* [OBJECTIVE]: In the listing that follows, count the lines holding the word "JSON" and report only that number.

-- start of RECORDS SHOWN --

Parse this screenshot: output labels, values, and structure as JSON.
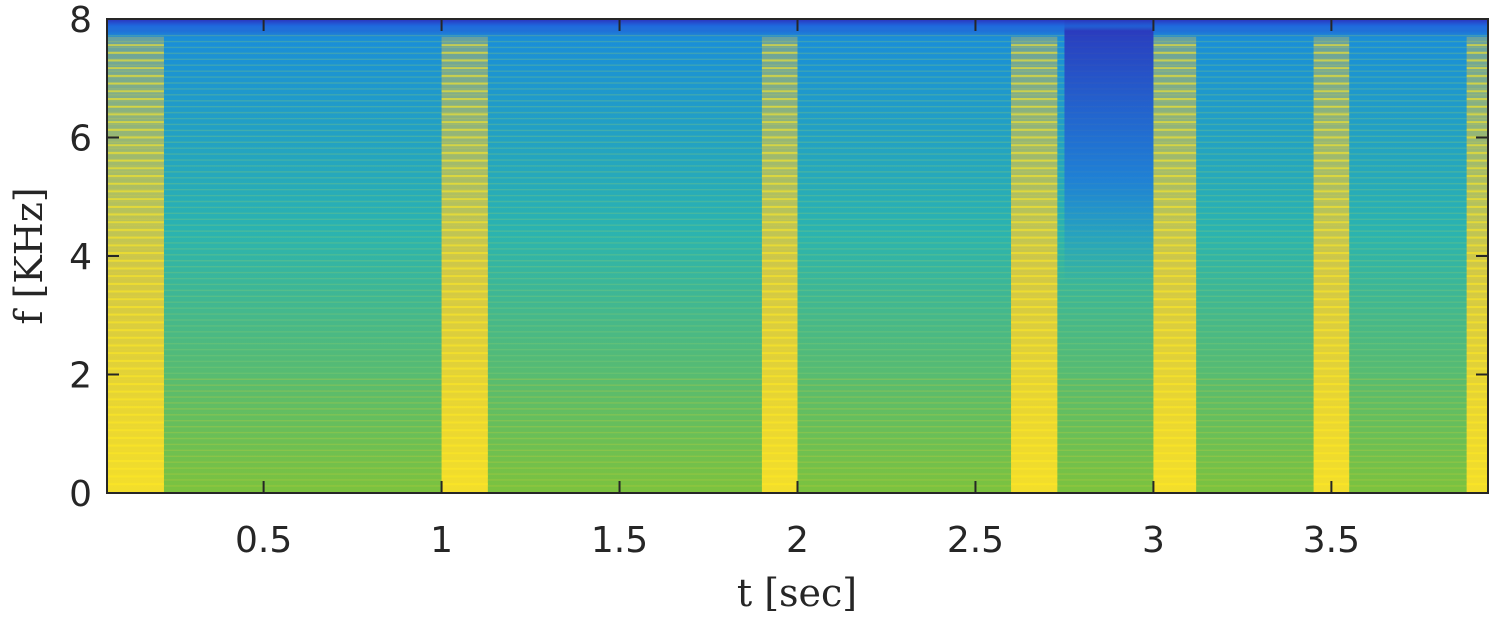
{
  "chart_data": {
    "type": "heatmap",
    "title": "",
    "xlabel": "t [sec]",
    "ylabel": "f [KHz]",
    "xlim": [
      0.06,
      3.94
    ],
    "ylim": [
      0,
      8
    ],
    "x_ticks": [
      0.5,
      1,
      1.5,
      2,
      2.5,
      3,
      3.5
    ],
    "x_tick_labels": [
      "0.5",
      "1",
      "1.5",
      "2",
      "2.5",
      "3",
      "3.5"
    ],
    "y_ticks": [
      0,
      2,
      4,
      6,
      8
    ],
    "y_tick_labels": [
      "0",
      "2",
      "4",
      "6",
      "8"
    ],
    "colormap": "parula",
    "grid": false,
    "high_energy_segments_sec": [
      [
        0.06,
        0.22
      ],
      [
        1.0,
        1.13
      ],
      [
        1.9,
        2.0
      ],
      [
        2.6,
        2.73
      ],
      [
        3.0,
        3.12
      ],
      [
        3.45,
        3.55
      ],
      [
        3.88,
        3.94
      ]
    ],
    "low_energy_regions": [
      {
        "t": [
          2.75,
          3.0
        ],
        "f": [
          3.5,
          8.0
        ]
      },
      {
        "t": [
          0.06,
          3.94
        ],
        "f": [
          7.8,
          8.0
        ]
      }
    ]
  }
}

-- end of RECORDS SHOWN --
-- start of RECORDS SHOWN --

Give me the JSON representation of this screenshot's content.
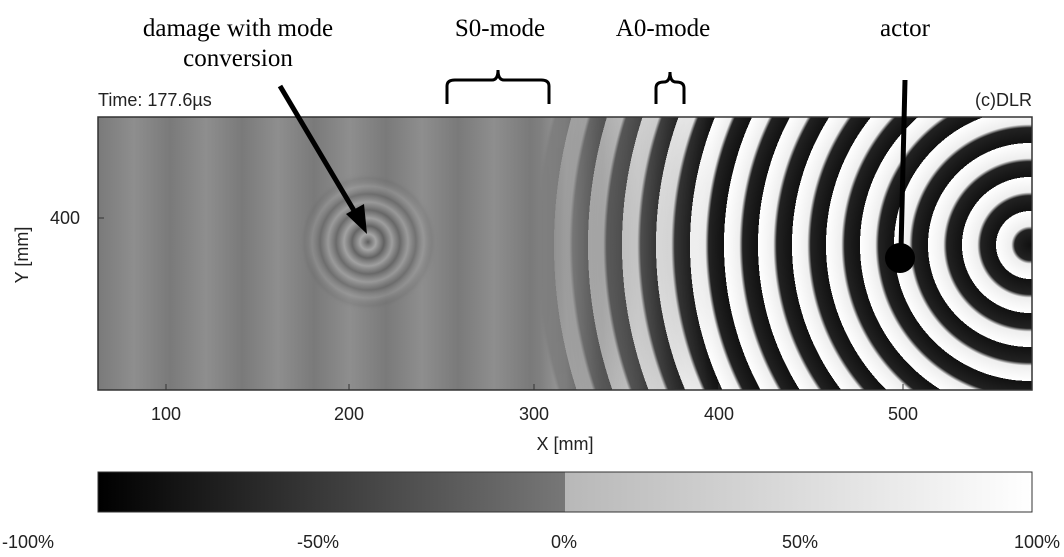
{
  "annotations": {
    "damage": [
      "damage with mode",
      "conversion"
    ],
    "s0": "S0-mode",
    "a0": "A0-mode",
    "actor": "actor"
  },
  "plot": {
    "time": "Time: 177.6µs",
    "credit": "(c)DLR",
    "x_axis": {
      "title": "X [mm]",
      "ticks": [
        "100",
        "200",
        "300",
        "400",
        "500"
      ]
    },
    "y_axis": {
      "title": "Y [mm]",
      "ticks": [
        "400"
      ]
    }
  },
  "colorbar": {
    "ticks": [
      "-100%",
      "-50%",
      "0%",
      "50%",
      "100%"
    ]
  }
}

-- end of RECORDS SHOWN --

* [SOLUTION]: 2